[Document structure recognition data]
========================================
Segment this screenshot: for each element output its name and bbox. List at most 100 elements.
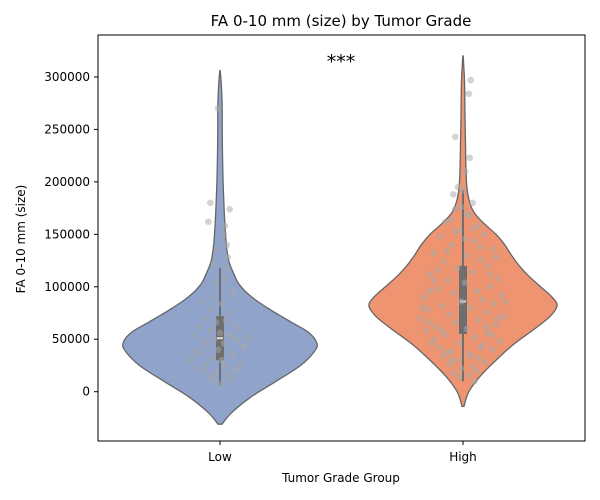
data-point: [187, 356, 195, 364]
data-point: [238, 359, 245, 366]
data-point: [201, 367, 208, 375]
data-point: [208, 354, 216, 362]
data-point: [417, 314, 424, 322]
x-axis: Low High: [208, 441, 477, 464]
y-tick-label: 150000: [44, 227, 90, 241]
plot-area: [122, 55, 558, 425]
data-point: [218, 300, 226, 307]
data-point: [486, 270, 494, 278]
data-point: [212, 319, 220, 326]
data-point: [207, 306, 214, 314]
y-tick-label: 0: [82, 385, 90, 399]
data-point: [467, 76, 475, 84]
data-point: [451, 228, 459, 236]
data-point: [481, 359, 488, 366]
data-point: [482, 323, 490, 330]
data-point: [465, 371, 473, 379]
data-point: [488, 331, 496, 339]
data-point: [228, 375, 235, 383]
x-tick-label: Low: [208, 450, 232, 464]
data-point: [471, 377, 478, 385]
data-point: [494, 314, 502, 322]
data-point: [477, 243, 484, 251]
data-point: [218, 379, 226, 387]
data-point: [418, 304, 426, 312]
data-point: [241, 342, 249, 349]
data-point: [454, 183, 462, 191]
data-point: [212, 369, 220, 377]
data-point: [463, 325, 471, 333]
data-point: [463, 252, 471, 259]
data-point: [502, 298, 509, 305]
plot-frame: [97, 34, 586, 442]
data-point: [205, 218, 212, 226]
y-tick-label: 50000: [52, 332, 90, 346]
data-point: [461, 235, 469, 242]
data-point: [448, 356, 455, 364]
data-point: [442, 218, 449, 226]
data-point: [436, 344, 444, 351]
data-point: [223, 241, 231, 249]
data-point: [430, 249, 438, 257]
data-point: [488, 346, 496, 354]
data-point: [450, 289, 457, 297]
data-point: [214, 105, 222, 112]
data-point: [461, 168, 469, 175]
data-point: [440, 258, 447, 265]
data-point: [440, 352, 447, 360]
data-point: [494, 275, 502, 282]
y-axis: 0 50000 100000 150000 200000 250000 300000: [44, 70, 98, 399]
data-point: [221, 275, 229, 282]
data-point: [228, 333, 235, 341]
data-point: [500, 312, 508, 320]
data-point: [220, 231, 228, 238]
data-point: [455, 340, 463, 347]
y-tick-label: 100000: [44, 280, 90, 294]
data-point: [448, 241, 455, 249]
data-point: [442, 331, 449, 339]
data-point: [490, 300, 498, 307]
y-tick-label: 200000: [44, 175, 90, 189]
data-point: [438, 302, 445, 309]
data-point: [466, 154, 474, 162]
data-point: [230, 352, 237, 360]
data-point: [207, 373, 214, 381]
data-point: [457, 365, 465, 372]
data-point: [482, 308, 490, 316]
data-point: [496, 338, 504, 345]
data-point: [434, 266, 442, 274]
data-point: [492, 254, 500, 261]
data-point: [467, 304, 475, 312]
significance-annotation: ***: [327, 51, 356, 73]
data-point: [234, 363, 241, 370]
data-point: [461, 279, 469, 286]
data-point: [205, 342, 212, 349]
data-point: [492, 321, 500, 328]
data-point: [202, 314, 209, 322]
data-point: [471, 237, 478, 244]
data-point: [434, 285, 442, 293]
data-point: [230, 287, 237, 295]
data-point: [457, 203, 465, 211]
data-point: [213, 246, 221, 254]
y-tick-label: 300000: [44, 70, 90, 84]
data-point: [422, 327, 430, 335]
data-point: [226, 308, 233, 316]
data-point: [197, 350, 204, 358]
data-point: [432, 323, 440, 330]
data-point: [436, 233, 444, 240]
data-point: [236, 325, 243, 333]
data-point: [226, 205, 233, 213]
data-point: [221, 222, 229, 230]
violin-body-low: [122, 70, 318, 425]
violin-low: [122, 70, 318, 425]
data-point: [475, 222, 482, 230]
data-point: [424, 319, 432, 326]
chart-title: FA 0-10 mm (size) by Tumor Grade: [211, 12, 472, 30]
data-point: [193, 365, 201, 372]
data-point: [469, 268, 477, 276]
data-point: [484, 262, 492, 270]
data-point: [475, 317, 482, 324]
data-point: [473, 287, 480, 295]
========================================
Exercise goal:
Which lines of the records above hold the word "label"? Copy each one out.

Response to the task:
y-tick-label: 150000: [44, 227, 90, 241]
y-tick-label: 0: [82, 385, 90, 399]
x-tick-label: Low: [208, 450, 232, 464]
y-tick-label: 50000: [52, 332, 90, 346]
y-tick-label: 100000: [44, 280, 90, 294]
y-tick-label: 200000: [44, 175, 90, 189]
y-tick-label: 300000: [44, 70, 90, 84]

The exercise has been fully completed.